Exercise objective: Identify every line in the records below that contains the word "习总书记强调", and copy each of those lines.

[start of Record excerpts]

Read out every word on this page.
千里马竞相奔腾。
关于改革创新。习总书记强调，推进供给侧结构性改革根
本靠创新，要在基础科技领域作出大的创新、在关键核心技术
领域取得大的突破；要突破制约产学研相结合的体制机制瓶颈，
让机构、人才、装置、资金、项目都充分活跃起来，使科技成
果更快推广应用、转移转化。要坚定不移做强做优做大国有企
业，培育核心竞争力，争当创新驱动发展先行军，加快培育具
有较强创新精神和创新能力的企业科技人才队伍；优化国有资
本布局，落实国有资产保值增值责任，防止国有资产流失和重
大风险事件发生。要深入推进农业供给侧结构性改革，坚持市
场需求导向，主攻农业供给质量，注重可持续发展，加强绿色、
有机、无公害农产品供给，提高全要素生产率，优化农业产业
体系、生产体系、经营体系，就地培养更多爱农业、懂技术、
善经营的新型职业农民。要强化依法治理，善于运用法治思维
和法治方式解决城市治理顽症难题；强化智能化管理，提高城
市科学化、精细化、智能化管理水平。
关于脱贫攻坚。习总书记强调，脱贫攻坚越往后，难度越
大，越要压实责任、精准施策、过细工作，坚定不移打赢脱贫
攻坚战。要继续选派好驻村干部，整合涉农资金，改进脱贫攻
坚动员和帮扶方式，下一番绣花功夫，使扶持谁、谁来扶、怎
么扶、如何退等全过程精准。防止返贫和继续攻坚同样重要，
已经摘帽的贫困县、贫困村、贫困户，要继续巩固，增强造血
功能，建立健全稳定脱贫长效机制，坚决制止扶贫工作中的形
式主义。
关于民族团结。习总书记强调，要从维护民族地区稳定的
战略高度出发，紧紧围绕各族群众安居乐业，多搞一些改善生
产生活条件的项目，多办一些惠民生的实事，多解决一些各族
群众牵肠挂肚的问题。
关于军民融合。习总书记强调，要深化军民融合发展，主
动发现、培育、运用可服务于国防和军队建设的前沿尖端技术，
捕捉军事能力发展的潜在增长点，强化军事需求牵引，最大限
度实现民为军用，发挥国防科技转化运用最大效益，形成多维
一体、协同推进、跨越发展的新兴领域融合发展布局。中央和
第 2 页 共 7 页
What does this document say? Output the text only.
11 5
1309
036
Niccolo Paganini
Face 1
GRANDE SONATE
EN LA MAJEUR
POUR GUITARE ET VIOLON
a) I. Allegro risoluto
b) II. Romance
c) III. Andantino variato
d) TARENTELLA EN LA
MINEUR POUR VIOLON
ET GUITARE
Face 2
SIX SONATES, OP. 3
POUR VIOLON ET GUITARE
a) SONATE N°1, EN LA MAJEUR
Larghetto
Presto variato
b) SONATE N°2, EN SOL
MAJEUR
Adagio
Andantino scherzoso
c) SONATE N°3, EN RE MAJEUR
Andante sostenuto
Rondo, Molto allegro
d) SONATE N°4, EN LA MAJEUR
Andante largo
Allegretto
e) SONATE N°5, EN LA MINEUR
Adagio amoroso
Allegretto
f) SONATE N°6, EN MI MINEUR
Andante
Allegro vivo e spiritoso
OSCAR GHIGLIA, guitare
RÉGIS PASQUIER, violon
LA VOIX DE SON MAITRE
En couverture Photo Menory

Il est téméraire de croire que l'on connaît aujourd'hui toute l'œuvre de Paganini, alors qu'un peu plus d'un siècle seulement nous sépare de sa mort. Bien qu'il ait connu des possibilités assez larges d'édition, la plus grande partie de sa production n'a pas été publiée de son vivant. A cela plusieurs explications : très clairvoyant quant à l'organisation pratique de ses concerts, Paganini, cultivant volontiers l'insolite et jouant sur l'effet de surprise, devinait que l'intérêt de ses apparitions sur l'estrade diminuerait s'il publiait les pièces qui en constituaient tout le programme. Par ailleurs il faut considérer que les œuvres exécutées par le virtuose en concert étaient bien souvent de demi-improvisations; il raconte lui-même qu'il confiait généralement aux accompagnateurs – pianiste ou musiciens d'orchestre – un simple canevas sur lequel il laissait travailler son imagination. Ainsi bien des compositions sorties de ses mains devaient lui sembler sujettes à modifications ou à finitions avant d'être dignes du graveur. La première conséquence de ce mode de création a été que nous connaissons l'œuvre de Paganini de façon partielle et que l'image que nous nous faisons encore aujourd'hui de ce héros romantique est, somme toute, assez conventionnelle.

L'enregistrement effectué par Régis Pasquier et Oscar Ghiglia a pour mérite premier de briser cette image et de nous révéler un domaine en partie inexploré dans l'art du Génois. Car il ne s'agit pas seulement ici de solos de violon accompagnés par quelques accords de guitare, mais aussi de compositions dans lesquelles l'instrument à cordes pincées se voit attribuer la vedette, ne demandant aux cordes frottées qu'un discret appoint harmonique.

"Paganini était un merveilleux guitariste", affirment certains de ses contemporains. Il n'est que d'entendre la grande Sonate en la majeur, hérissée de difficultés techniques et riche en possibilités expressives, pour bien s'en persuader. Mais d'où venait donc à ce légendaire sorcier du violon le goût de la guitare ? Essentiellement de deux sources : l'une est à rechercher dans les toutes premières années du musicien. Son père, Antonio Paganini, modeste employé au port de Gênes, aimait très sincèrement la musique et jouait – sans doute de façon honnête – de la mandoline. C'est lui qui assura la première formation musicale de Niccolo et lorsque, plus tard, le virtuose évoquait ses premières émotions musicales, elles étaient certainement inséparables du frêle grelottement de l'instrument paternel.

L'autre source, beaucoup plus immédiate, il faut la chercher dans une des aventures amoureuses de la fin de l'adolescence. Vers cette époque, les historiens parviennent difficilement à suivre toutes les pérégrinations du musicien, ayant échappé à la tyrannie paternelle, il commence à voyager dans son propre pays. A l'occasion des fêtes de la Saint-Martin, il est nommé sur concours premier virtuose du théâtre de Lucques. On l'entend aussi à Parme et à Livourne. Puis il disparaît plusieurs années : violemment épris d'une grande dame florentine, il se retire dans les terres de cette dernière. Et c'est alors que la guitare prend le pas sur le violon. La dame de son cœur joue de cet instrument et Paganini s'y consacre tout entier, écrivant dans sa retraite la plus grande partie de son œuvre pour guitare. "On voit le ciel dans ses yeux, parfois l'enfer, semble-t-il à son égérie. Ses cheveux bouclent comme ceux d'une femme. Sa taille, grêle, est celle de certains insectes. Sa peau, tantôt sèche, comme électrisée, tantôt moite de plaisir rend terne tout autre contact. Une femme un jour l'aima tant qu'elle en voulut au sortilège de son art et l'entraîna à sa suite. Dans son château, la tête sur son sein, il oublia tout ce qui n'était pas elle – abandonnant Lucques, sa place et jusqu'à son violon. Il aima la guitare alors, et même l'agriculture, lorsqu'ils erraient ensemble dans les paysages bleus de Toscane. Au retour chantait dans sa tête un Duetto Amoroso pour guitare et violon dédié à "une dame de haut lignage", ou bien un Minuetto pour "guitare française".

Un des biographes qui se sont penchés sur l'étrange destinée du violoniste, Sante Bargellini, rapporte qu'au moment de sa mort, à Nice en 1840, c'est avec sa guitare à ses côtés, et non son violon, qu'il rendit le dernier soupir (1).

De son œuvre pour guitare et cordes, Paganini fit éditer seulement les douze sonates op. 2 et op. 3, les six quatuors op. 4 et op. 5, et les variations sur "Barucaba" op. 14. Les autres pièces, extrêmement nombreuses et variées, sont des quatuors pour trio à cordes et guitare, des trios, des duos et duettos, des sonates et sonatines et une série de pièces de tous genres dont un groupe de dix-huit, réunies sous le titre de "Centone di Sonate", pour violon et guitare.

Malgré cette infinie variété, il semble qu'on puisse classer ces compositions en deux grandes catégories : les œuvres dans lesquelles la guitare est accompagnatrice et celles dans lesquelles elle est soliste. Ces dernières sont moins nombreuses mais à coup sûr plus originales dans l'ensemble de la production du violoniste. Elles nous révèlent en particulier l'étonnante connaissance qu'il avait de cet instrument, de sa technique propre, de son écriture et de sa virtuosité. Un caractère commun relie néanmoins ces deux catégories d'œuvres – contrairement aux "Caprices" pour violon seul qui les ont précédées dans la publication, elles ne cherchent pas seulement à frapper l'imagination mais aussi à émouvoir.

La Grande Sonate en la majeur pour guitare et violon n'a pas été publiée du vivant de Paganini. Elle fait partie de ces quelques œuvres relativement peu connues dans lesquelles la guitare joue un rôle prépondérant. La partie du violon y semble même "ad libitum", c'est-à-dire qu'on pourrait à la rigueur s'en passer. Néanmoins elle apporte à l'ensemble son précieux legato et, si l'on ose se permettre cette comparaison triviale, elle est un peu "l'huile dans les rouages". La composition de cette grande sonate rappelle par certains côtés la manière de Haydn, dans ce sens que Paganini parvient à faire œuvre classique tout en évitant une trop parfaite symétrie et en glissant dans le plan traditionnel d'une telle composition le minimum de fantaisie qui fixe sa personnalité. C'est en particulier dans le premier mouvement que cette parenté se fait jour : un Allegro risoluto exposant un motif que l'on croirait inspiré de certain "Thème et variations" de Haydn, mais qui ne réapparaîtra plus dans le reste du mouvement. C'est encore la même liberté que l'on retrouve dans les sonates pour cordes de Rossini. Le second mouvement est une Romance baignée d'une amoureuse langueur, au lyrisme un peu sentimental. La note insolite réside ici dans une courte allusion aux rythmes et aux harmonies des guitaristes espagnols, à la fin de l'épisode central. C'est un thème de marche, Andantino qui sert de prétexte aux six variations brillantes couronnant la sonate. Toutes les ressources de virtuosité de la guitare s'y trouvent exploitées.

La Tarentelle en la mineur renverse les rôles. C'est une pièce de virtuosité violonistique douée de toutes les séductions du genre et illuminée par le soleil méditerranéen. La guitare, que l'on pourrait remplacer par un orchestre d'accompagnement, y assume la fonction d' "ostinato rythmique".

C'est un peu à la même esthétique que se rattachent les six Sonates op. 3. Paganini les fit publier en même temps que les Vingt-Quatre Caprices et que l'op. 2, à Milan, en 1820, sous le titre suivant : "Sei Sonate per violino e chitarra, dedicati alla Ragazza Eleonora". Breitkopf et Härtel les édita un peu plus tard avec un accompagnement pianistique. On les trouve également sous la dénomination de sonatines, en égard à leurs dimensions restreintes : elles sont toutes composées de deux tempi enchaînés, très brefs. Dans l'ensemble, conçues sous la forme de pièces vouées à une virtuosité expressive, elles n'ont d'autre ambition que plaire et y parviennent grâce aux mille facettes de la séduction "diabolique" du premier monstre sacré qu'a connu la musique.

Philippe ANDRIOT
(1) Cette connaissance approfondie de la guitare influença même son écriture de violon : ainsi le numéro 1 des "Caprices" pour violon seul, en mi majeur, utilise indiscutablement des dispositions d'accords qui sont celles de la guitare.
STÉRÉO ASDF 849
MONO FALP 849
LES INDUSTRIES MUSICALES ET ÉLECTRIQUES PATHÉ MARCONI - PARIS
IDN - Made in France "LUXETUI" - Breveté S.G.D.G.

[end of Record excerpts]

Worked solution:
关于改革创新。习总书记强调，推进供给侧结构性改革根
关于脱贫攻坚。习总书记强调，脱贫攻坚越往后，难度越
关于民族团结。习总书记强调，要从维护民族地区稳定的
关于军民融合。习总书记强调，要深化军民融合发展，主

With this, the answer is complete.